━━━ DATA ━━━

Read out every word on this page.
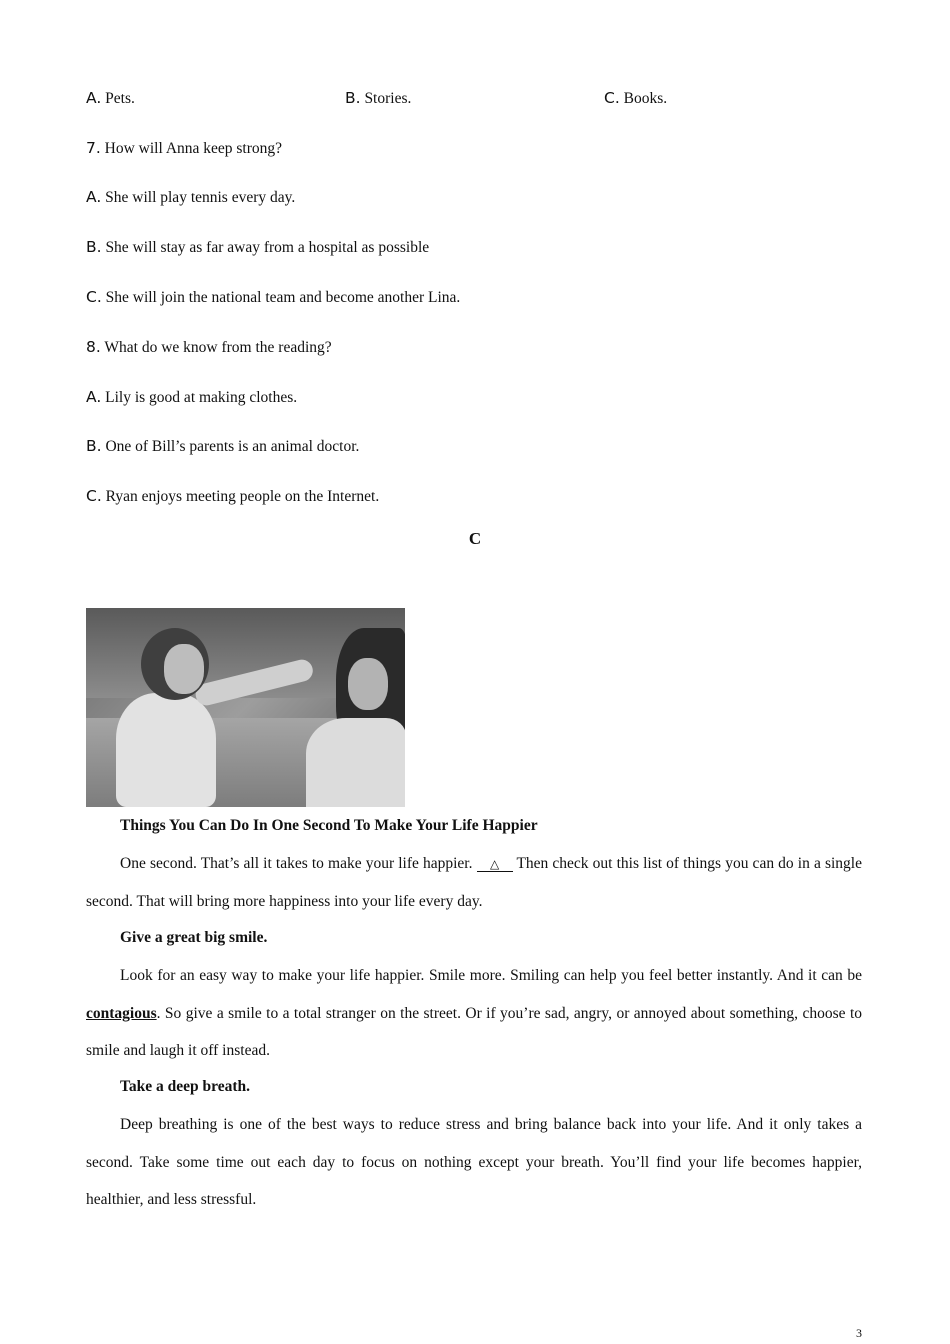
A. Pets.	B. Stories.	C. Books.
7. How will Anna keep strong?
A. She will play tennis every day.
B. She will stay as far away from a hospital as possible
C. She will join the national team and become another Lina.
8. What do we know from the reading?
A. Lily is good at making clothes.
B. One of Bill’s parents is an animal doctor.
C. Ryan enjoys meeting people on the Internet.
C
Things You Can Do In One Second To Make Your Life Happier

One second. That’s all it takes to make your life happier. △ Then check out this list of things you can do in a single second. That will bring more happiness into your life every day.

Give a great big smile.

Look for an easy way to make your life happier. Smile more. Smiling can help you feel better instantly. And it can be contagious. So give a smile to a total stranger on the street. Or if you’re sad, angry, or annoyed about something, choose to smile and laugh it off instead.

Take a deep breath.

Deep breathing is one of the best ways to reduce stress and bring balance back into your life. And it only takes a second. Take some time out each day to focus on nothing except your breath. You’ll find your life becomes happier, healthier, and less stressful.

3
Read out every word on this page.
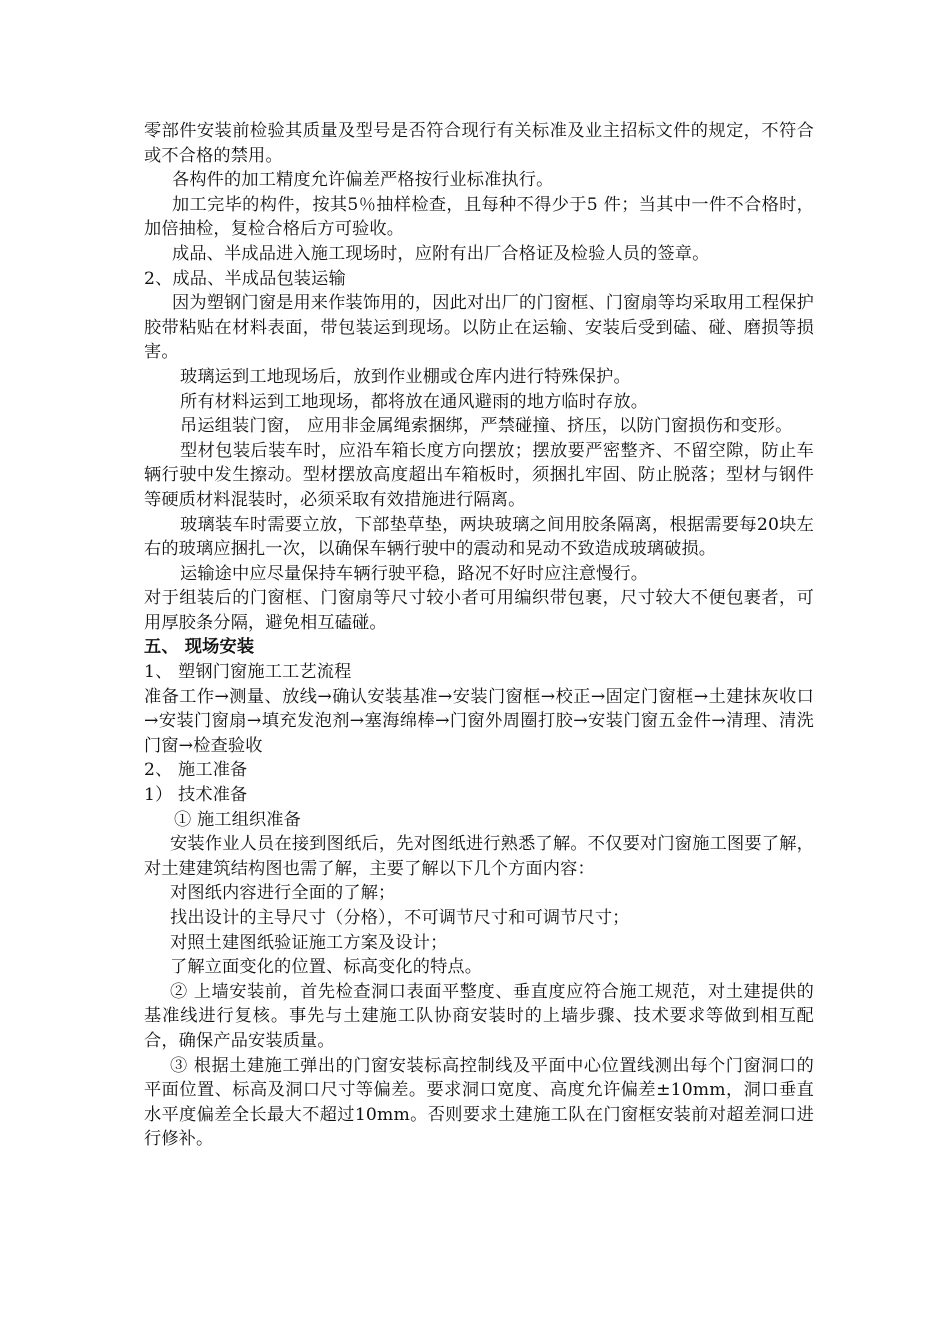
零部件安装前检验其质量及型号是否符合现行有关标准及业主招标文件的规定，不符合或不合格的禁用。

各构件的加工精度允许偏差严格按行业标准执行。

加工完毕的构件，按其5％抽样检查，且每种不得少于5 件；当其中一件不合格时，加倍抽检，复检合格后方可验收。

成品、半成品进入施工现场时，应附有出厂合格证及检验人员的签章。

2、成品、半成品包装运输

因为塑钢门窗是用来作装饰用的，因此对出厂的门窗框、门窗扇等均采取用工程保护胶带粘贴在材料表面，带包装运到现场。以防止在运输、安装后受到磕、碰、磨损等损害。

玻璃运到工地现场后，放到作业棚或仓库内进行特殊保护。

所有材料运到工地现场，都将放在通风避雨的地方临时存放。

吊运组装门窗， 应用非金属绳索捆绑，严禁碰撞、挤压，以防门窗损伤和变形。

型材包装后装车时，应沿车箱长度方向摆放；摆放要严密整齐、不留空隙，防止车辆行驶中发生擦动。型材摆放高度超出车箱板时，须捆扎牢固、防止脱落；型材与钢件等硬质材料混装时，必须采取有效措施进行隔离。

玻璃装车时需要立放，下部垫草垫，两块玻璃之间用胶条隔离，根据需要每20块左右的玻璃应捆扎一次，以确保车辆行驶中的震动和晃动不致造成玻璃破损。

运输途中应尽量保持车辆行驶平稳，路况不好时应注意慢行。

对于组装后的门窗框、门窗扇等尺寸较小者可用编织带包裹，尺寸较大不便包裹者，可用厚胶条分隔，避免相互磕碰。

五、 现场安装

1、 塑钢门窗施工工艺流程

准备工作→测量、放线→确认安装基准→安装门窗框→校正→固定门窗框→土建抹灰收口→安装门窗扇→填充发泡剂→塞海绵棒→门窗外周圈打胶→安装门窗五金件→清理、清洗门窗→检查验收

2、 施工准备

1） 技术准备

① 施工组织准备

安装作业人员在接到图纸后，先对图纸进行熟悉了解。不仅要对门窗施工图要了解，对土建建筑结构图也需了解，主要了解以下几个方面内容：

对图纸内容进行全面的了解；

找出设计的主导尺寸（分格），不可调节尺寸和可调节尺寸；

对照土建图纸验证施工方案及设计；

了解立面变化的位置、标高变化的特点。

② 上墙安装前，首先检查洞口表面平整度、垂直度应符合施工规范，对土建提供的基准线进行复核。事先与土建施工队协商安装时的上墙步骤、技术要求等做到相互配合，确保产品安装质量。

③ 根据土建施工弹出的门窗安装标高控制线及平面中心位置线测出每个门窗洞口的平面位置、标高及洞口尺寸等偏差。要求洞口宽度、高度允许偏差±10mm，洞口垂直水平度偏差全长最大不超过10mm。否则要求土建施工队在门窗框安装前对超差洞口进行修补。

━━━

EXERCISE DETAILS >>
Output the entries above exactly, without their pictures.

TASK RESULT >>
Read out every word on this page.
A. Pets.	B. Stories.	C. Books.
7. How will Anna keep strong?
A. She will play tennis every day.
B. She will stay as far away from a hospital as possible
C. She will join the national team and become another Lina.
8. What do we know from the reading?
A. Lily is good at making clothes.
B. One of Bill’s parents is an animal doctor.
C. Ryan enjoys meeting people on the Internet.
C
Things You Can Do In One Second To Make Your Life Happier

One second. That’s all it takes to make your life happier. △ Then check out this list of things you can do in a single second. That will bring more happiness into your life every day.

Give a great big smile.

Look for an easy way to make your life happier. Smile more. Smiling can help you feel better instantly. And it can be contagious. So give a smile to a total stranger on the street. Or if you’re sad, angry, or annoyed about something, choose to smile and laugh it off instead.

Take a deep breath.

Deep breathing is one of the best ways to reduce stress and bring balance back into your life. And it only takes a second. Take some time out each day to focus on nothing except your breath. You’ll find your life becomes happier, healthier, and less stressful.

3
Read out every word on this page.
零部件安装前检验其质量及型号是否符合现行有关标准及业主招标文件的规定，不符合或不合格的禁用。

各构件的加工精度允许偏差严格按行业标准执行。

加工完毕的构件，按其5％抽样检查，且每种不得少于5 件；当其中一件不合格时，加倍抽检，复检合格后方可验收。

成品、半成品进入施工现场时，应附有出厂合格证及检验人员的签章。

2、成品、半成品包装运输

因为塑钢门窗是用来作装饰用的，因此对出厂的门窗框、门窗扇等均采取用工程保护胶带粘贴在材料表面，带包装运到现场。以防止在运输、安装后受到磕、碰、磨损等损害。

玻璃运到工地现场后，放到作业棚或仓库内进行特殊保护。

所有材料运到工地现场，都将放在通风避雨的地方临时存放。

吊运组装门窗， 应用非金属绳索捆绑，严禁碰撞、挤压，以防门窗损伤和变形。

型材包装后装车时，应沿车箱长度方向摆放；摆放要严密整齐、不留空隙，防止车辆行驶中发生擦动。型材摆放高度超出车箱板时，须捆扎牢固、防止脱落；型材与钢件等硬质材料混装时，必须采取有效措施进行隔离。

玻璃装车时需要立放，下部垫草垫，两块玻璃之间用胶条隔离，根据需要每20块左右的玻璃应捆扎一次，以确保车辆行驶中的震动和晃动不致造成玻璃破损。

运输途中应尽量保持车辆行驶平稳，路况不好时应注意慢行。

对于组装后的门窗框、门窗扇等尺寸较小者可用编织带包裹，尺寸较大不便包裹者，可用厚胶条分隔，避免相互磕碰。

五、 现场安装

1、 塑钢门窗施工工艺流程

准备工作→测量、放线→确认安装基准→安装门窗框→校正→固定门窗框→土建抹灰收口→安装门窗扇→填充发泡剂→塞海绵棒→门窗外周圈打胶→安装门窗五金件→清理、清洗门窗→检查验收

2、 施工准备

1） 技术准备

① 施工组织准备

安装作业人员在接到图纸后，先对图纸进行熟悉了解。不仅要对门窗施工图要了解，对土建建筑结构图也需了解，主要了解以下几个方面内容：

对图纸内容进行全面的了解；

找出设计的主导尺寸（分格），不可调节尺寸和可调节尺寸；

对照土建图纸验证施工方案及设计；

了解立面变化的位置、标高变化的特点。

② 上墙安装前，首先检查洞口表面平整度、垂直度应符合施工规范，对土建提供的基准线进行复核。事先与土建施工队协商安装时的上墙步骤、技术要求等做到相互配合，确保产品安装质量。

③ 根据土建施工弹出的门窗安装标高控制线及平面中心位置线测出每个门窗洞口的平面位置、标高及洞口尺寸等偏差。要求洞口宽度、高度允许偏差±10mm，洞口垂直水平度偏差全长最大不超过10mm。否则要求土建施工队在门窗框安装前对超差洞口进行修补。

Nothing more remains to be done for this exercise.